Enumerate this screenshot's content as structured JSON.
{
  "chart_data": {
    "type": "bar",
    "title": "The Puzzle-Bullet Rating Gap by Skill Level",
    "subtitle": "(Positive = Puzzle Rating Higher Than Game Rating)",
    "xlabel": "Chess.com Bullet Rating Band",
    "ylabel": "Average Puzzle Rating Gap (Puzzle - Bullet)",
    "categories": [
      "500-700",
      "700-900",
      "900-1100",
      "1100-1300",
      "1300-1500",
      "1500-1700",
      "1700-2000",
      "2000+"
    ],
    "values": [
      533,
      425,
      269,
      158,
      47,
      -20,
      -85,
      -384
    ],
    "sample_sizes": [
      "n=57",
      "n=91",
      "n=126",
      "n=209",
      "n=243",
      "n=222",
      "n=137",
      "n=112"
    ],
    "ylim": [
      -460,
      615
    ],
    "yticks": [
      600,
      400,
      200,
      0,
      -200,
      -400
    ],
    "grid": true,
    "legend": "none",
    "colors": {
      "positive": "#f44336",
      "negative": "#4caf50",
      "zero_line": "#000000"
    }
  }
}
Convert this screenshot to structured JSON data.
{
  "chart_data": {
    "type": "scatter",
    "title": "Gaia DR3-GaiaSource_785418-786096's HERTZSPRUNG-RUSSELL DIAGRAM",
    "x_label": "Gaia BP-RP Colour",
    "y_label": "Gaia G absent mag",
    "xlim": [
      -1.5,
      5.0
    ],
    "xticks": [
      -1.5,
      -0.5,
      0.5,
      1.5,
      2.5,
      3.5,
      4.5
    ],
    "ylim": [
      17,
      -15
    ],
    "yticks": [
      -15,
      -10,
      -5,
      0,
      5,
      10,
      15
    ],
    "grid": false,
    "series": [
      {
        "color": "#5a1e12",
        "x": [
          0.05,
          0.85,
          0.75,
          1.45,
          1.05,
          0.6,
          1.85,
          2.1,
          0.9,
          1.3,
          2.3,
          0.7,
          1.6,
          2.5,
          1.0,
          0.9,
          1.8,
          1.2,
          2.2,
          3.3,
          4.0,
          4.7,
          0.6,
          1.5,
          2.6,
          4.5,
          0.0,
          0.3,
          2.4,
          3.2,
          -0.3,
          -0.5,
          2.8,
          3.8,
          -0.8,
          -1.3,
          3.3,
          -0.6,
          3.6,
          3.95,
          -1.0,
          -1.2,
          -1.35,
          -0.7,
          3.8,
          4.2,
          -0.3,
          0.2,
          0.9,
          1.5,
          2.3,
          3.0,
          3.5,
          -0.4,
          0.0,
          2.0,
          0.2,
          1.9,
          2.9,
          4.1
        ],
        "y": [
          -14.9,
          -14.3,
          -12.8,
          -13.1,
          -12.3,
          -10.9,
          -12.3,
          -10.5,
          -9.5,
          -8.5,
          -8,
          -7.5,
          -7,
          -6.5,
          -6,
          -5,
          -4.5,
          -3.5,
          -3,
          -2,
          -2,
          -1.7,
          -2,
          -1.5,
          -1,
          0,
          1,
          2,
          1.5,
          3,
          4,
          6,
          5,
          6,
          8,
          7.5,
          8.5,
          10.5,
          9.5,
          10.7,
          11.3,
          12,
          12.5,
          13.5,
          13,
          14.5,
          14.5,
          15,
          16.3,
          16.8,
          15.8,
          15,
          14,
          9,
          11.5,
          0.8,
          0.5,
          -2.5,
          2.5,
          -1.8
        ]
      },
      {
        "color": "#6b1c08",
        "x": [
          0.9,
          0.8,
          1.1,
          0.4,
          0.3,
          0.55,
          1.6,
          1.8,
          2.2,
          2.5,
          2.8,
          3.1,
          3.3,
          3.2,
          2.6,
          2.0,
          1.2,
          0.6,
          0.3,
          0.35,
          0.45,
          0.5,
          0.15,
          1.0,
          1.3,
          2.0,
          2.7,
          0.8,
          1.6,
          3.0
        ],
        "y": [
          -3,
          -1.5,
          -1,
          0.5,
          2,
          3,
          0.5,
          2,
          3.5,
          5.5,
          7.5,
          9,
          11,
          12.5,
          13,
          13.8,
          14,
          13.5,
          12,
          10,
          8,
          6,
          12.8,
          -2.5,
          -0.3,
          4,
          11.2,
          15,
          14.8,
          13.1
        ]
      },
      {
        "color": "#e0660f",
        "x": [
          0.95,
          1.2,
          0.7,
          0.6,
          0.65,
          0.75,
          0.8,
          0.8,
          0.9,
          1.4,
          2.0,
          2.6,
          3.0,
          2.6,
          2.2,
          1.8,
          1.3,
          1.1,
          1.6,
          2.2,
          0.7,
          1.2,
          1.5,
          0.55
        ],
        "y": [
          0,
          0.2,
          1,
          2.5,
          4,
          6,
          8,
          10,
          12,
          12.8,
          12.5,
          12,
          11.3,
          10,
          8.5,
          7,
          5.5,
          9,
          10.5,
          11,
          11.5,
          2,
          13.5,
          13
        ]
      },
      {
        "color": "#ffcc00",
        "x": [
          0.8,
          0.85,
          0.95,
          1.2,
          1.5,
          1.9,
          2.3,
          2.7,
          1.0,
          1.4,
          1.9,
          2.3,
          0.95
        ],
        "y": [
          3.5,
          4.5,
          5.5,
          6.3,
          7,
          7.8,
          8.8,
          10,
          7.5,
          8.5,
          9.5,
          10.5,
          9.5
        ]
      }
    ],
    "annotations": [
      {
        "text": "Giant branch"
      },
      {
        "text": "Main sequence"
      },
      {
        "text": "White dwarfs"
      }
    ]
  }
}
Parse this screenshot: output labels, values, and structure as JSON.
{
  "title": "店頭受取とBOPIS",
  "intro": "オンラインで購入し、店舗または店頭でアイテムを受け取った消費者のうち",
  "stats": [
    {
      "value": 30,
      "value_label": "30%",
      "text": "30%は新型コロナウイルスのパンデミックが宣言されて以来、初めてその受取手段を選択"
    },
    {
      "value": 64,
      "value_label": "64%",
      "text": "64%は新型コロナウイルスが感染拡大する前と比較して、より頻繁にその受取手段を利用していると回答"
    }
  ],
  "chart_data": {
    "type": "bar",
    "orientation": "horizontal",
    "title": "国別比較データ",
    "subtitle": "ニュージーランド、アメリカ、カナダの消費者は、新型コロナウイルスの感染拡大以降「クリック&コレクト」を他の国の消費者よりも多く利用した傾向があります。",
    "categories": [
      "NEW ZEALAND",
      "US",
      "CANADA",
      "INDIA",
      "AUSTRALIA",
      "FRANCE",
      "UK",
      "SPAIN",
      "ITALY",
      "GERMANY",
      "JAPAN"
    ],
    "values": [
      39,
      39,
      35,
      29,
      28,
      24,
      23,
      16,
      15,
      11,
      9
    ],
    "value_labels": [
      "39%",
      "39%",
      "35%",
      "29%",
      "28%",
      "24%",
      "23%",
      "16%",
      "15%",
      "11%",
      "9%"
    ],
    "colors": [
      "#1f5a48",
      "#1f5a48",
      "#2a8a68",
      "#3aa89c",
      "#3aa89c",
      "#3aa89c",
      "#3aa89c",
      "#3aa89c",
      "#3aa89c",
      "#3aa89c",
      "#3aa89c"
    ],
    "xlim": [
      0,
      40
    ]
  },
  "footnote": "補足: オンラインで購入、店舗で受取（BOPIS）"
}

★ ★ ★ ★ ★ ★ ★

### [What to do]
Transcribe all the entries, keeping each one exactly as it is.

### [Reply to the task]
Enumerate this screenshot's content as structured JSON.
{
  "chart_data": {
    "type": "bar",
    "title": "The Puzzle-Bullet Rating Gap by Skill Level",
    "subtitle": "(Positive = Puzzle Rating Higher Than Game Rating)",
    "xlabel": "Chess.com Bullet Rating Band",
    "ylabel": "Average Puzzle Rating Gap (Puzzle - Bullet)",
    "categories": [
      "500-700",
      "700-900",
      "900-1100",
      "1100-1300",
      "1300-1500",
      "1500-1700",
      "1700-2000",
      "2000+"
    ],
    "values": [
      533,
      425,
      269,
      158,
      47,
      -20,
      -85,
      -384
    ],
    "sample_sizes": [
      "n=57",
      "n=91",
      "n=126",
      "n=209",
      "n=243",
      "n=222",
      "n=137",
      "n=112"
    ],
    "ylim": [
      -460,
      615
    ],
    "yticks": [
      600,
      400,
      200,
      0,
      -200,
      -400
    ],
    "grid": true,
    "legend": "none",
    "colors": {
      "positive": "#f44336",
      "negative": "#4caf50",
      "zero_line": "#000000"
    }
  }
}
Convert this screenshot to structured JSON data.
{
  "chart_data": {
    "type": "scatter",
    "title": "Gaia DR3-GaiaSource_785418-786096's HERTZSPRUNG-RUSSELL DIAGRAM",
    "x_label": "Gaia BP-RP Colour",
    "y_label": "Gaia G absent mag",
    "xlim": [
      -1.5,
      5.0
    ],
    "xticks": [
      -1.5,
      -0.5,
      0.5,
      1.5,
      2.5,
      3.5,
      4.5
    ],
    "ylim": [
      17,
      -15
    ],
    "yticks": [
      -15,
      -10,
      -5,
      0,
      5,
      10,
      15
    ],
    "grid": false,
    "series": [
      {
        "color": "#5a1e12",
        "x": [
          0.05,
          0.85,
          0.75,
          1.45,
          1.05,
          0.6,
          1.85,
          2.1,
          0.9,
          1.3,
          2.3,
          0.7,
          1.6,
          2.5,
          1.0,
          0.9,
          1.8,
          1.2,
          2.2,
          3.3,
          4.0,
          4.7,
          0.6,
          1.5,
          2.6,
          4.5,
          0.0,
          0.3,
          2.4,
          3.2,
          -0.3,
          -0.5,
          2.8,
          3.8,
          -0.8,
          -1.3,
          3.3,
          -0.6,
          3.6,
          3.95,
          -1.0,
          -1.2,
          -1.35,
          -0.7,
          3.8,
          4.2,
          -0.3,
          0.2,
          0.9,
          1.5,
          2.3,
          3.0,
          3.5,
          -0.4,
          0.0,
          2.0,
          0.2,
          1.9,
          2.9,
          4.1
        ],
        "y": [
          -14.9,
          -14.3,
          -12.8,
          -13.1,
          -12.3,
          -10.9,
          -12.3,
          -10.5,
          -9.5,
          -8.5,
          -8,
          -7.5,
          -7,
          -6.5,
          -6,
          -5,
          -4.5,
          -3.5,
          -3,
          -2,
          -2,
          -1.7,
          -2,
          -1.5,
          -1,
          0,
          1,
          2,
          1.5,
          3,
          4,
          6,
          5,
          6,
          8,
          7.5,
          8.5,
          10.5,
          9.5,
          10.7,
          11.3,
          12,
          12.5,
          13.5,
          13,
          14.5,
          14.5,
          15,
          16.3,
          16.8,
          15.8,
          15,
          14,
          9,
          11.5,
          0.8,
          0.5,
          -2.5,
          2.5,
          -1.8
        ]
      },
      {
        "color": "#6b1c08",
        "x": [
          0.9,
          0.8,
          1.1,
          0.4,
          0.3,
          0.55,
          1.6,
          1.8,
          2.2,
          2.5,
          2.8,
          3.1,
          3.3,
          3.2,
          2.6,
          2.0,
          1.2,
          0.6,
          0.3,
          0.35,
          0.45,
          0.5,
          0.15,
          1.0,
          1.3,
          2.0,
          2.7,
          0.8,
          1.6,
          3.0
        ],
        "y": [
          -3,
          -1.5,
          -1,
          0.5,
          2,
          3,
          0.5,
          2,
          3.5,
          5.5,
          7.5,
          9,
          11,
          12.5,
          13,
          13.8,
          14,
          13.5,
          12,
          10,
          8,
          6,
          12.8,
          -2.5,
          -0.3,
          4,
          11.2,
          15,
          14.8,
          13.1
        ]
      },
      {
        "color": "#e0660f",
        "x": [
          0.95,
          1.2,
          0.7,
          0.6,
          0.65,
          0.75,
          0.8,
          0.8,
          0.9,
          1.4,
          2.0,
          2.6,
          3.0,
          2.6,
          2.2,
          1.8,
          1.3,
          1.1,
          1.6,
          2.2,
          0.7,
          1.2,
          1.5,
          0.55
        ],
        "y": [
          0,
          0.2,
          1,
          2.5,
          4,
          6,
          8,
          10,
          12,
          12.8,
          12.5,
          12,
          11.3,
          10,
          8.5,
          7,
          5.5,
          9,
          10.5,
          11,
          11.5,
          2,
          13.5,
          13
        ]
      },
      {
        "color": "#ffcc00",
        "x": [
          0.8,
          0.85,
          0.95,
          1.2,
          1.5,
          1.9,
          2.3,
          2.7,
          1.0,
          1.4,
          1.9,
          2.3,
          0.95
        ],
        "y": [
          3.5,
          4.5,
          5.5,
          6.3,
          7,
          7.8,
          8.8,
          10,
          7.5,
          8.5,
          9.5,
          10.5,
          9.5
        ]
      }
    ],
    "annotations": [
      {
        "text": "Giant branch"
      },
      {
        "text": "Main sequence"
      },
      {
        "text": "White dwarfs"
      }
    ]
  }
}
Parse this screenshot: output labels, values, and structure as JSON.
{
  "title": "店頭受取とBOPIS",
  "intro": "オンラインで購入し、店舗または店頭でアイテムを受け取った消費者のうち",
  "stats": [
    {
      "value": 30,
      "value_label": "30%",
      "text": "30%は新型コロナウイルスのパンデミックが宣言されて以来、初めてその受取手段を選択"
    },
    {
      "value": 64,
      "value_label": "64%",
      "text": "64%は新型コロナウイルスが感染拡大する前と比較して、より頻繁にその受取手段を利用していると回答"
    }
  ],
  "chart_data": {
    "type": "bar",
    "orientation": "horizontal",
    "title": "国別比較データ",
    "subtitle": "ニュージーランド、アメリカ、カナダの消費者は、新型コロナウイルスの感染拡大以降「クリック&コレクト」を他の国の消費者よりも多く利用した傾向があります。",
    "categories": [
      "NEW ZEALAND",
      "US",
      "CANADA",
      "INDIA",
      "AUSTRALIA",
      "FRANCE",
      "UK",
      "SPAIN",
      "ITALY",
      "GERMANY",
      "JAPAN"
    ],
    "values": [
      39,
      39,
      35,
      29,
      28,
      24,
      23,
      16,
      15,
      11,
      9
    ],
    "value_labels": [
      "39%",
      "39%",
      "35%",
      "29%",
      "28%",
      "24%",
      "23%",
      "16%",
      "15%",
      "11%",
      "9%"
    ],
    "colors": [
      "#1f5a48",
      "#1f5a48",
      "#2a8a68",
      "#3aa89c",
      "#3aa89c",
      "#3aa89c",
      "#3aa89c",
      "#3aa89c",
      "#3aa89c",
      "#3aa89c",
      "#3aa89c"
    ],
    "xlim": [
      0,
      40
    ]
  },
  "footnote": "補足: オンラインで購入、店舗で受取（BOPIS）"
}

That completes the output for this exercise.